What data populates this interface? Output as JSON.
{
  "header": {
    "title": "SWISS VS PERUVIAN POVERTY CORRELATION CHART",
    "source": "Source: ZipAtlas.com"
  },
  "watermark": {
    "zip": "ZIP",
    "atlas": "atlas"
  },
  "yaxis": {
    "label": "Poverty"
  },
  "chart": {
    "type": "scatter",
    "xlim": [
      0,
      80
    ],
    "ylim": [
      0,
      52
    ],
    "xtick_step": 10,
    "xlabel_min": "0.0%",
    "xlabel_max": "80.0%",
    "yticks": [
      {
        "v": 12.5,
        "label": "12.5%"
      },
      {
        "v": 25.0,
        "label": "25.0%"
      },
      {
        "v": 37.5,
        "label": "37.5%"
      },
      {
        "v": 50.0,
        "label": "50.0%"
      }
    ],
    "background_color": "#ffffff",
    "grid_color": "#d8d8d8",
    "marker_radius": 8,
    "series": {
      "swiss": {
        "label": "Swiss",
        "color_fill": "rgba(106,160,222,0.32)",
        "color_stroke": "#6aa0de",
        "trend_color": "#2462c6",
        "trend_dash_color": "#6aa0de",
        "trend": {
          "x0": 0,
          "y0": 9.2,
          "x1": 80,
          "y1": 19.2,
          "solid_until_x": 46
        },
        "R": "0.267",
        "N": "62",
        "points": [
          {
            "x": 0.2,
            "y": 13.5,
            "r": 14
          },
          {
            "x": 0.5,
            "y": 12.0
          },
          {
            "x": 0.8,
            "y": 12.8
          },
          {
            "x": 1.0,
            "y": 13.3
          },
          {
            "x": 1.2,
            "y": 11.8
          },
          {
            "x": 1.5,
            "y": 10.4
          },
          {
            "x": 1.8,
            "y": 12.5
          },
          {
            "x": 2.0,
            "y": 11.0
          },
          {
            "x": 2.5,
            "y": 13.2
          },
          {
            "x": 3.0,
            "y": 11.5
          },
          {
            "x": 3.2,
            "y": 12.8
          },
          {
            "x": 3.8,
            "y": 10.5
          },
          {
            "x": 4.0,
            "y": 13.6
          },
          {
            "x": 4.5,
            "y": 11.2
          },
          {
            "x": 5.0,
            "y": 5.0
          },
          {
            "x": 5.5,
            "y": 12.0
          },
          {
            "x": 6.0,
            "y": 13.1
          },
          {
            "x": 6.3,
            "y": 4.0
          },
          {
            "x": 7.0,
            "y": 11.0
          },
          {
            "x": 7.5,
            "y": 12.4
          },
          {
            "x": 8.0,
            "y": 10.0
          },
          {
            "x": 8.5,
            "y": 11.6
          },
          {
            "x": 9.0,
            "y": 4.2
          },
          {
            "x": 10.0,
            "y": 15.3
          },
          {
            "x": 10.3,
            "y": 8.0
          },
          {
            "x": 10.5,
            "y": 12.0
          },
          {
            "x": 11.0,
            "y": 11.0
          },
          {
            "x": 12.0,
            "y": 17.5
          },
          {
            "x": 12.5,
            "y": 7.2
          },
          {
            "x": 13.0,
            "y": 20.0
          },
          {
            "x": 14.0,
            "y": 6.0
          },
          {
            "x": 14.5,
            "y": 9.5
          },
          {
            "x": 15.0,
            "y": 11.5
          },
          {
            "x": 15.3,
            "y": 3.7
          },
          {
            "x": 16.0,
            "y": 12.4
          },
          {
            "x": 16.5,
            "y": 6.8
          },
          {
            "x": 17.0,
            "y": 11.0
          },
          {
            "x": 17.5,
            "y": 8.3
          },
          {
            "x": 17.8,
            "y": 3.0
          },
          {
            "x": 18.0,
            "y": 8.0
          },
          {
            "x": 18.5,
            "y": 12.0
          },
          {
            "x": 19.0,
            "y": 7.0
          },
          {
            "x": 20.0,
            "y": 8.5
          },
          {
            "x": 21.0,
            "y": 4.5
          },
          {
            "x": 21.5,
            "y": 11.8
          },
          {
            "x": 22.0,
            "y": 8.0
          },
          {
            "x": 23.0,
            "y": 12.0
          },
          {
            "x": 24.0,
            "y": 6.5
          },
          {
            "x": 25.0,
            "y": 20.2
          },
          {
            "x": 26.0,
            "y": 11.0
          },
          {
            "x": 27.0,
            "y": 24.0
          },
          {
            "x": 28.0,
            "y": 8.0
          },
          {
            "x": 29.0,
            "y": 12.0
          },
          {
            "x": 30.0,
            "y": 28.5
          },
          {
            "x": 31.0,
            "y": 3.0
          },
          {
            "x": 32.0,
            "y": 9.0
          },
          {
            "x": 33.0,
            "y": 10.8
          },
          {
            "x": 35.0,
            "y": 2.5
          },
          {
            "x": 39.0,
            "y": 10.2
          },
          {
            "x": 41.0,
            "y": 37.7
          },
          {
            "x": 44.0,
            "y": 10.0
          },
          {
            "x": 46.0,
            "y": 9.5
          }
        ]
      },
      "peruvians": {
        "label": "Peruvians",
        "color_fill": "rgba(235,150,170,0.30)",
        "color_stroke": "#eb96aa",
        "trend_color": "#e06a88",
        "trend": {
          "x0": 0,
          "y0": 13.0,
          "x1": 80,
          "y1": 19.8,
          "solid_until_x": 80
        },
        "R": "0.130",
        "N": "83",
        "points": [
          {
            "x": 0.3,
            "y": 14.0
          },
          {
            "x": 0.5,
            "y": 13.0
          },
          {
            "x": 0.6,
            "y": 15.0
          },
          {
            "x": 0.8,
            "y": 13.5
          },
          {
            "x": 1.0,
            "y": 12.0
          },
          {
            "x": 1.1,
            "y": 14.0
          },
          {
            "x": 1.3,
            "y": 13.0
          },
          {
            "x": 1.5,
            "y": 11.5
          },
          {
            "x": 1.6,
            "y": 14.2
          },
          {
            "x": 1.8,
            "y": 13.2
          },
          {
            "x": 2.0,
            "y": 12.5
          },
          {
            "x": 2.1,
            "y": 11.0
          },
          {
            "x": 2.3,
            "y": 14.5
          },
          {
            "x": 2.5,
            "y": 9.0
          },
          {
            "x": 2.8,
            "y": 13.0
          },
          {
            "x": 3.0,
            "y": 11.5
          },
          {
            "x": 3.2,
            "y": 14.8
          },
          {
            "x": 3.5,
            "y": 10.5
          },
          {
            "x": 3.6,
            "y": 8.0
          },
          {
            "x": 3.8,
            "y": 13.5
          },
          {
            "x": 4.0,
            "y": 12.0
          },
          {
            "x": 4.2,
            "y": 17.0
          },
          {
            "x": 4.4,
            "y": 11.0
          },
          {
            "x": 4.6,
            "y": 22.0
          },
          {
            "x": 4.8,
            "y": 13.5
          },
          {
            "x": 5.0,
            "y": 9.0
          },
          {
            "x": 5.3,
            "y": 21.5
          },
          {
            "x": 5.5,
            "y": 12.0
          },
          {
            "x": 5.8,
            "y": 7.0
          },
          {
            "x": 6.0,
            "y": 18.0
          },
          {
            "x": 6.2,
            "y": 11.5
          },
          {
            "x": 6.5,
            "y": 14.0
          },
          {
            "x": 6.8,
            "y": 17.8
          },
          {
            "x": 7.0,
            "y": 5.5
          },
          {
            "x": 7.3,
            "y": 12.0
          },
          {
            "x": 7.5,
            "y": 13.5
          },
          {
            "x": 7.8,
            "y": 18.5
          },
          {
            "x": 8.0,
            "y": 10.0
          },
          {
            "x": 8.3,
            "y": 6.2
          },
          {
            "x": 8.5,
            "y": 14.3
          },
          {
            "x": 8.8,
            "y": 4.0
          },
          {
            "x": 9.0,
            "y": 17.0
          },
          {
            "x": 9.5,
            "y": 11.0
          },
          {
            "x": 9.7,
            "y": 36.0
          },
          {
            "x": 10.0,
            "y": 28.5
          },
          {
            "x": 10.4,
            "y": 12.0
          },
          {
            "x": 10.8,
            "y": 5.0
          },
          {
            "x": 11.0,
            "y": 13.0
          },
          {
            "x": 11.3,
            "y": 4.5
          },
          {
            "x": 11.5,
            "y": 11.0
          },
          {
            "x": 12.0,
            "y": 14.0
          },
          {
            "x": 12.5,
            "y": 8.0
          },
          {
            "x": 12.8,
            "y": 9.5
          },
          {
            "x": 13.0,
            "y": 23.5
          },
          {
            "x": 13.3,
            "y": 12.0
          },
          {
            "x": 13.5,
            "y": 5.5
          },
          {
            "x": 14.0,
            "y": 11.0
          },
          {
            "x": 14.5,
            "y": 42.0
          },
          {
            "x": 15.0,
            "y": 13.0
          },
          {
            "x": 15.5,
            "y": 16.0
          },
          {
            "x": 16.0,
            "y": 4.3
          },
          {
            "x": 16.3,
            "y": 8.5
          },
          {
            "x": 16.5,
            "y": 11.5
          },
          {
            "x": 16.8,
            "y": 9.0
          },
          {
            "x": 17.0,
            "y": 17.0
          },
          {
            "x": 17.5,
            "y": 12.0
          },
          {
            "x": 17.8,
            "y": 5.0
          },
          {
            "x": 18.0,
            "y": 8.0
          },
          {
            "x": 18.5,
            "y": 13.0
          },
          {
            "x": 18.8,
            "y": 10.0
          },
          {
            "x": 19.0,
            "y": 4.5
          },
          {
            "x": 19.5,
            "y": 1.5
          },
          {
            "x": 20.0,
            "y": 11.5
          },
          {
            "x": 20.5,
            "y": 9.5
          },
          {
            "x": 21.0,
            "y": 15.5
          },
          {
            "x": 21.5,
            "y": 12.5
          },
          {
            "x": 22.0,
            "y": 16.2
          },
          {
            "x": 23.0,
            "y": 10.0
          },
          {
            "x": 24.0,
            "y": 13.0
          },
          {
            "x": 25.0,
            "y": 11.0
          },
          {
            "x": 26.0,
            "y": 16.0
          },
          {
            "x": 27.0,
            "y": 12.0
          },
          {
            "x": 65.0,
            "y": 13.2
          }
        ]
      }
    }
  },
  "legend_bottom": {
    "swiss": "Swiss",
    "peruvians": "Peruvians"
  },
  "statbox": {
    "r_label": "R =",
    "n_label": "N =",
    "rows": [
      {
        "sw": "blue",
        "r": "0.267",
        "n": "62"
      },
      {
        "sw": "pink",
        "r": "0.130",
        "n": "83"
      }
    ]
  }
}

[Required task] Copy out each line of the records where the string "rgba" appears.

[Answer in full]
        "color_fill": "rgba(106,160,222,0.32)",
        "color_fill": "rgba(235,150,170,0.30)",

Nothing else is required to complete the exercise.